Instructions to follow> Can you copy out the listing below verbatim, keeping every line unchanged?
#### Extracted entries ####
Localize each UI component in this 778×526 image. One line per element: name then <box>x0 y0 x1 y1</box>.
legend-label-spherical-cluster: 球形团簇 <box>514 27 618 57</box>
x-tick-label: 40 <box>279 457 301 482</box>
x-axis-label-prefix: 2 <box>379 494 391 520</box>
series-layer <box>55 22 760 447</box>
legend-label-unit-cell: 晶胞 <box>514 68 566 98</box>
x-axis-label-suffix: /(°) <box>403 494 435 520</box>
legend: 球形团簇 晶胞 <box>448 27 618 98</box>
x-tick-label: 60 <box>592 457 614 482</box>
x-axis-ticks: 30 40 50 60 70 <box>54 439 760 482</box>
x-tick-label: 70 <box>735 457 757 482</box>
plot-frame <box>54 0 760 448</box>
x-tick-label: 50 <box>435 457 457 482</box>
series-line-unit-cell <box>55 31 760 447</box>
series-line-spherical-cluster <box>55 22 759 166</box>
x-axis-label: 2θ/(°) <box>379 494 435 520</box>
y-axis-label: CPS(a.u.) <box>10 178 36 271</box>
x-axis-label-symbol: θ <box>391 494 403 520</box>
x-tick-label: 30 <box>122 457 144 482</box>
####
Task answer>
Localize each UI component in this 778×526 image. One line per element: name then <box>x0 y0 x1 y1</box>.
legend-label-spherical-cluster: 球形团簇 <box>514 27 618 57</box>
x-tick-label: 40 <box>279 457 301 482</box>
x-axis-label-prefix: 2 <box>379 494 391 520</box>
series-layer <box>55 22 760 447</box>
legend-label-unit-cell: 晶胞 <box>514 68 566 98</box>
x-axis-label-suffix: /(°) <box>403 494 435 520</box>
legend: 球形团簇 晶胞 <box>448 27 618 98</box>
x-tick-label: 60 <box>592 457 614 482</box>
x-axis-ticks: 30 40 50 60 70 <box>54 439 760 482</box>
x-tick-label: 70 <box>735 457 757 482</box>
plot-frame <box>54 0 760 448</box>
x-tick-label: 50 <box>435 457 457 482</box>
series-line-unit-cell <box>55 31 760 447</box>
series-line-spherical-cluster <box>55 22 759 166</box>
x-axis-label: 2θ/(°) <box>379 494 435 520</box>
y-axis-label: CPS(a.u.) <box>10 178 36 271</box>
x-axis-label-symbol: θ <box>391 494 403 520</box>
x-tick-label: 30 <box>122 457 144 482</box>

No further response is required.